Listed records:
####################

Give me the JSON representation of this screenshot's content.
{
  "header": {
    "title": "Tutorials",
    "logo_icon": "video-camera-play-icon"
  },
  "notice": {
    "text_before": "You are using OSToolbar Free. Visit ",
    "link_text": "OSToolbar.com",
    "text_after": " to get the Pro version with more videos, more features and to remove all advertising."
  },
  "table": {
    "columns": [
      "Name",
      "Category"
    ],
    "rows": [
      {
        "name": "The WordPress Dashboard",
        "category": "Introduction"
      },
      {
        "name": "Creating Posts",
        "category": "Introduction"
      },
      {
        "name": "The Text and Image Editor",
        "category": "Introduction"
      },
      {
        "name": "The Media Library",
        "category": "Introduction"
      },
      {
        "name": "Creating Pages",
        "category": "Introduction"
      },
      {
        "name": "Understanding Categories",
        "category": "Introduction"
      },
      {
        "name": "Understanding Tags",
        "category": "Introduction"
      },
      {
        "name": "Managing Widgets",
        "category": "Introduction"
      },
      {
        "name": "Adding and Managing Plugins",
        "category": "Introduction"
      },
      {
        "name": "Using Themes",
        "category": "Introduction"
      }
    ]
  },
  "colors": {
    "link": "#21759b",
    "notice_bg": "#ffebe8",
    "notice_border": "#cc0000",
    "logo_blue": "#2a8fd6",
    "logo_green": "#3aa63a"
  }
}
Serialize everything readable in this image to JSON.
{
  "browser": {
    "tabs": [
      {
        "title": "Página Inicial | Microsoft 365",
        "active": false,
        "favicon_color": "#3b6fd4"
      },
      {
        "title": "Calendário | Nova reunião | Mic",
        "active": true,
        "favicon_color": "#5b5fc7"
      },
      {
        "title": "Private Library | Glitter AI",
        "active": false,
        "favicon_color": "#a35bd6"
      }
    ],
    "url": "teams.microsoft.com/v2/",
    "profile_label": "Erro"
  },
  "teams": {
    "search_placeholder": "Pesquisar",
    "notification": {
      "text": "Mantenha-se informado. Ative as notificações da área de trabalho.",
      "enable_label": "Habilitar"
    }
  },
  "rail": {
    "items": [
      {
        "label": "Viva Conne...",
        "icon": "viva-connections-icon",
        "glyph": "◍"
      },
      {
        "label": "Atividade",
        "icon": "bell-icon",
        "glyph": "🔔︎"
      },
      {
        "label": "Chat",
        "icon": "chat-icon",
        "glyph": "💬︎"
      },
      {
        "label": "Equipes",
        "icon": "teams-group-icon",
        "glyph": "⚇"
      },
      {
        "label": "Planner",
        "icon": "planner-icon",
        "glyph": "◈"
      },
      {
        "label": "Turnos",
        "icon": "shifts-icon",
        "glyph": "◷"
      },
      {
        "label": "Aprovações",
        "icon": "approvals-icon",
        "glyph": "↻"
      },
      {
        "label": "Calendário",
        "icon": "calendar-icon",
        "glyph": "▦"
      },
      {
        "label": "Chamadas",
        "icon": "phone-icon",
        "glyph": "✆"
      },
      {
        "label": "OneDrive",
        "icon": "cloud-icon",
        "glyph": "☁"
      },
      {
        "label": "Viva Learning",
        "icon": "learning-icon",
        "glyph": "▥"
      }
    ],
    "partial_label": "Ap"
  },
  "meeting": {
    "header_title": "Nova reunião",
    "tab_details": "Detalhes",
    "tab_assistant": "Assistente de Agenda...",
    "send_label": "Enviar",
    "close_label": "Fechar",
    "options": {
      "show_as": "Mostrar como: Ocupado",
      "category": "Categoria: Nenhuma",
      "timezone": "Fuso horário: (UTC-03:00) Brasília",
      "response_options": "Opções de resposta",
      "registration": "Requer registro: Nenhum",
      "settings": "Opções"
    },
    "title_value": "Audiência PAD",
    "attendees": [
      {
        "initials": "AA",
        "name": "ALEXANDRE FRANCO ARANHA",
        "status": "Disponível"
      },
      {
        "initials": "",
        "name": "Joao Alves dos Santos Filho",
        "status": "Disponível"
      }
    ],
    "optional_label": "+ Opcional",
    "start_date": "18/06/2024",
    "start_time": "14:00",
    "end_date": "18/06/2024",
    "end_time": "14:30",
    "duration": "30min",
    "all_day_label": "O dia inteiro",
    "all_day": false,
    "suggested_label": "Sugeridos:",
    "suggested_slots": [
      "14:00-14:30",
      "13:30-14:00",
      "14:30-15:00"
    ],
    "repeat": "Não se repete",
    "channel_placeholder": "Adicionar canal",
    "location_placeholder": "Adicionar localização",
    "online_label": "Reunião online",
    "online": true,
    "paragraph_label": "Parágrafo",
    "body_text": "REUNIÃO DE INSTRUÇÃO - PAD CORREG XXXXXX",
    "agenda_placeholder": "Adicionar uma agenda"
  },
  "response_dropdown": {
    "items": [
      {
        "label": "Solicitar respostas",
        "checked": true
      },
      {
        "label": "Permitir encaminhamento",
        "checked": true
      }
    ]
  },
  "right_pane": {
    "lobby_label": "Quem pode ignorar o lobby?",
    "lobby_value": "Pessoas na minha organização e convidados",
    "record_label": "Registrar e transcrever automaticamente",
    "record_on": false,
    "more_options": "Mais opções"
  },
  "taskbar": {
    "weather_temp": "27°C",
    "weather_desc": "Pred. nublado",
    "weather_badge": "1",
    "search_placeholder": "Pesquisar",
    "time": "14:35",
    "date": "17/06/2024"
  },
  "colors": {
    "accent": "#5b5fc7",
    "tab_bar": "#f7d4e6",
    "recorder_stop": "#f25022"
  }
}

####################

Work instructions: Send back every record, precisely as written.

Response:
Give me the JSON representation of this screenshot's content.
{
  "header": {
    "title": "Tutorials",
    "logo_icon": "video-camera-play-icon"
  },
  "notice": {
    "text_before": "You are using OSToolbar Free. Visit ",
    "link_text": "OSToolbar.com",
    "text_after": " to get the Pro version with more videos, more features and to remove all advertising."
  },
  "table": {
    "columns": [
      "Name",
      "Category"
    ],
    "rows": [
      {
        "name": "The WordPress Dashboard",
        "category": "Introduction"
      },
      {
        "name": "Creating Posts",
        "category": "Introduction"
      },
      {
        "name": "The Text and Image Editor",
        "category": "Introduction"
      },
      {
        "name": "The Media Library",
        "category": "Introduction"
      },
      {
        "name": "Creating Pages",
        "category": "Introduction"
      },
      {
        "name": "Understanding Categories",
        "category": "Introduction"
      },
      {
        "name": "Understanding Tags",
        "category": "Introduction"
      },
      {
        "name": "Managing Widgets",
        "category": "Introduction"
      },
      {
        "name": "Adding and Managing Plugins",
        "category": "Introduction"
      },
      {
        "name": "Using Themes",
        "category": "Introduction"
      }
    ]
  },
  "colors": {
    "link": "#21759b",
    "notice_bg": "#ffebe8",
    "notice_border": "#cc0000",
    "logo_blue": "#2a8fd6",
    "logo_green": "#3aa63a"
  }
}
Serialize everything readable in this image to JSON.
{
  "browser": {
    "tabs": [
      {
        "title": "Página Inicial | Microsoft 365",
        "active": false,
        "favicon_color": "#3b6fd4"
      },
      {
        "title": "Calendário | Nova reunião | Mic",
        "active": true,
        "favicon_color": "#5b5fc7"
      },
      {
        "title": "Private Library | Glitter AI",
        "active": false,
        "favicon_color": "#a35bd6"
      }
    ],
    "url": "teams.microsoft.com/v2/",
    "profile_label": "Erro"
  },
  "teams": {
    "search_placeholder": "Pesquisar",
    "notification": {
      "text": "Mantenha-se informado. Ative as notificações da área de trabalho.",
      "enable_label": "Habilitar"
    }
  },
  "rail": {
    "items": [
      {
        "label": "Viva Conne...",
        "icon": "viva-connections-icon",
        "glyph": "◍"
      },
      {
        "label": "Atividade",
        "icon": "bell-icon",
        "glyph": "🔔︎"
      },
      {
        "label": "Chat",
        "icon": "chat-icon",
        "glyph": "💬︎"
      },
      {
        "label": "Equipes",
        "icon": "teams-group-icon",
        "glyph": "⚇"
      },
      {
        "label": "Planner",
        "icon": "planner-icon",
        "glyph": "◈"
      },
      {
        "label": "Turnos",
        "icon": "shifts-icon",
        "glyph": "◷"
      },
      {
        "label": "Aprovações",
        "icon": "approvals-icon",
        "glyph": "↻"
      },
      {
        "label": "Calendário",
        "icon": "calendar-icon",
        "glyph": "▦"
      },
      {
        "label": "Chamadas",
        "icon": "phone-icon",
        "glyph": "✆"
      },
      {
        "label": "OneDrive",
        "icon": "cloud-icon",
        "glyph": "☁"
      },
      {
        "label": "Viva Learning",
        "icon": "learning-icon",
        "glyph": "▥"
      }
    ],
    "partial_label": "Ap"
  },
  "meeting": {
    "header_title": "Nova reunião",
    "tab_details": "Detalhes",
    "tab_assistant": "Assistente de Agenda...",
    "send_label": "Enviar",
    "close_label": "Fechar",
    "options": {
      "show_as": "Mostrar como: Ocupado",
      "category": "Categoria: Nenhuma",
      "timezone": "Fuso horário: (UTC-03:00) Brasília",
      "response_options": "Opções de resposta",
      "registration": "Requer registro: Nenhum",
      "settings": "Opções"
    },
    "title_value": "Audiência PAD",
    "attendees": [
      {
        "initials": "AA",
        "name": "ALEXANDRE FRANCO ARANHA",
        "status": "Disponível"
      },
      {
        "initials": "",
        "name": "Joao Alves dos Santos Filho",
        "status": "Disponível"
      }
    ],
    "optional_label": "+ Opcional",
    "start_date": "18/06/2024",
    "start_time": "14:00",
    "end_date": "18/06/2024",
    "end_time": "14:30",
    "duration": "30min",
    "all_day_label": "O dia inteiro",
    "all_day": false,
    "suggested_label": "Sugeridos:",
    "suggested_slots": [
      "14:00-14:30",
      "13:30-14:00",
      "14:30-15:00"
    ],
    "repeat": "Não se repete",
    "channel_placeholder": "Adicionar canal",
    "location_placeholder": "Adicionar localização",
    "online_label": "Reunião online",
    "online": true,
    "paragraph_label": "Parágrafo",
    "body_text": "REUNIÃO DE INSTRUÇÃO - PAD CORREG XXXXXX",
    "agenda_placeholder": "Adicionar uma agenda"
  },
  "response_dropdown": {
    "items": [
      {
        "label": "Solicitar respostas",
        "checked": true
      },
      {
        "label": "Permitir encaminhamento",
        "checked": true
      }
    ]
  },
  "right_pane": {
    "lobby_label": "Quem pode ignorar o lobby?",
    "lobby_value": "Pessoas na minha organização e convidados",
    "record_label": "Registrar e transcrever automaticamente",
    "record_on": false,
    "more_options": "Mais opções"
  },
  "taskbar": {
    "weather_temp": "27°C",
    "weather_desc": "Pred. nublado",
    "weather_badge": "1",
    "search_placeholder": "Pesquisar",
    "time": "14:35",
    "date": "17/06/2024"
  },
  "colors": {
    "accent": "#5b5fc7",
    "tab_bar": "#f7d4e6",
    "recorder_stop": "#f25022"
  }
}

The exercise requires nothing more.